WORK REQUEST:
Restate the records in their entirety, word for word.

SOURCE DATA:
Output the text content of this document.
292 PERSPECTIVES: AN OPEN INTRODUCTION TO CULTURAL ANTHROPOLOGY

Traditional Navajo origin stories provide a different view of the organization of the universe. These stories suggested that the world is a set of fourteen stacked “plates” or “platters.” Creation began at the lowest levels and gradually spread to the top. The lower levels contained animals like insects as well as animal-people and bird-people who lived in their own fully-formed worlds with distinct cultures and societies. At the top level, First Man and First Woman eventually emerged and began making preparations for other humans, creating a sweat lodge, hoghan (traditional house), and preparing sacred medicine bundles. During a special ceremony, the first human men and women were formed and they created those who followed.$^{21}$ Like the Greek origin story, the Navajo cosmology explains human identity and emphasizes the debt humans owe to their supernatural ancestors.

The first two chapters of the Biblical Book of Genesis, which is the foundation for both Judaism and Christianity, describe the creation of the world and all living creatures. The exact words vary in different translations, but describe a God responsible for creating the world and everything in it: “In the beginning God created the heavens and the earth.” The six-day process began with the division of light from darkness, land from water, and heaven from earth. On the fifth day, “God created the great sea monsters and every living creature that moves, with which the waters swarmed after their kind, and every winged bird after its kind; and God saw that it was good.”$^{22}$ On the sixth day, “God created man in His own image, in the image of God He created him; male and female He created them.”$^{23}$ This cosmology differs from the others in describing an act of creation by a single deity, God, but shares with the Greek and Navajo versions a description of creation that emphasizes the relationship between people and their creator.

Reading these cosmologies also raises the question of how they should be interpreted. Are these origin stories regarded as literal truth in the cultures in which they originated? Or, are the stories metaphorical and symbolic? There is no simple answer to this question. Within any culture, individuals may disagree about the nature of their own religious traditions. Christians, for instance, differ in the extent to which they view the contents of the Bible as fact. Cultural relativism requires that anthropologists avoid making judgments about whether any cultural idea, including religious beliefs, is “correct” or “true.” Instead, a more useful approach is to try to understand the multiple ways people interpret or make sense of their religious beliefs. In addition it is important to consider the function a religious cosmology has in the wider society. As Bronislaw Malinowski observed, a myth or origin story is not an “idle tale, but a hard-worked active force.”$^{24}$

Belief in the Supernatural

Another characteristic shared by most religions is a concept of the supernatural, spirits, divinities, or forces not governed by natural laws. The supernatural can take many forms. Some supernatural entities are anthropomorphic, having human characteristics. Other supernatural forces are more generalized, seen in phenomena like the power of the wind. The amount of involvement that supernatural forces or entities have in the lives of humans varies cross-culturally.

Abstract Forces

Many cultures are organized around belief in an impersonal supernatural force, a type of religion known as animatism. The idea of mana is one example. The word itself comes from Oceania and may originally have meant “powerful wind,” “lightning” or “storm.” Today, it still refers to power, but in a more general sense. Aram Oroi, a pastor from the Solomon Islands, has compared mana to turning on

SOLUTION:
Output the text content of this document.
292 PERSPECTIVES: AN OPEN INTRODUCTION TO CULTURAL ANTHROPOLOGY

Traditional Navajo origin stories provide a different view of the organization of the universe. These stories suggested that the world is a set of fourteen stacked “plates” or “platters.” Creation began at the lowest levels and gradually spread to the top. The lower levels contained animals like insects as well as animal-people and bird-people who lived in their own fully-formed worlds with distinct cultures and societies. At the top level, First Man and First Woman eventually emerged and began making preparations for other humans, creating a sweat lodge, hoghan (traditional house), and preparing sacred medicine bundles. During a special ceremony, the first human men and women were formed and they created those who followed.$^{21}$ Like the Greek origin story, the Navajo cosmology explains human identity and emphasizes the debt humans owe to their supernatural ancestors.

The first two chapters of the Biblical Book of Genesis, which is the foundation for both Judaism and Christianity, describe the creation of the world and all living creatures. The exact words vary in different translations, but describe a God responsible for creating the world and everything in it: “In the beginning God created the heavens and the earth.” The six-day process began with the division of light from darkness, land from water, and heaven from earth. On the fifth day, “God created the great sea monsters and every living creature that moves, with which the waters swarmed after their kind, and every winged bird after its kind; and God saw that it was good.”$^{22}$ On the sixth day, “God created man in His own image, in the image of God He created him; male and female He created them.”$^{23}$ This cosmology differs from the others in describing an act of creation by a single deity, God, but shares with the Greek and Navajo versions a description of creation that emphasizes the relationship between people and their creator.

Reading these cosmologies also raises the question of how they should be interpreted. Are these origin stories regarded as literal truth in the cultures in which they originated? Or, are the stories metaphorical and symbolic? There is no simple answer to this question. Within any culture, individuals may disagree about the nature of their own religious traditions. Christians, for instance, differ in the extent to which they view the contents of the Bible as fact. Cultural relativism requires that anthropologists avoid making judgments about whether any cultural idea, including religious beliefs, is “correct” or “true.” Instead, a more useful approach is to try to understand the multiple ways people interpret or make sense of their religious beliefs. In addition it is important to consider the function a religious cosmology has in the wider society. As Bronislaw Malinowski observed, a myth or origin story is not an “idle tale, but a hard-worked active force.”$^{24}$

Belief in the Supernatural

Another characteristic shared by most religions is a concept of the supernatural, spirits, divinities, or forces not governed by natural laws. The supernatural can take many forms. Some supernatural entities are anthropomorphic, having human characteristics. Other supernatural forces are more generalized, seen in phenomena like the power of the wind. The amount of involvement that supernatural forces or entities have in the lives of humans varies cross-culturally.

Abstract Forces

Many cultures are organized around belief in an impersonal supernatural force, a type of religion known as animatism. The idea of mana is one example. The word itself comes from Oceania and may originally have meant “powerful wind,” “lightning” or “storm.” Today, it still refers to power, but in a more general sense. Aram Oroi, a pastor from the Solomon Islands, has compared mana to turning on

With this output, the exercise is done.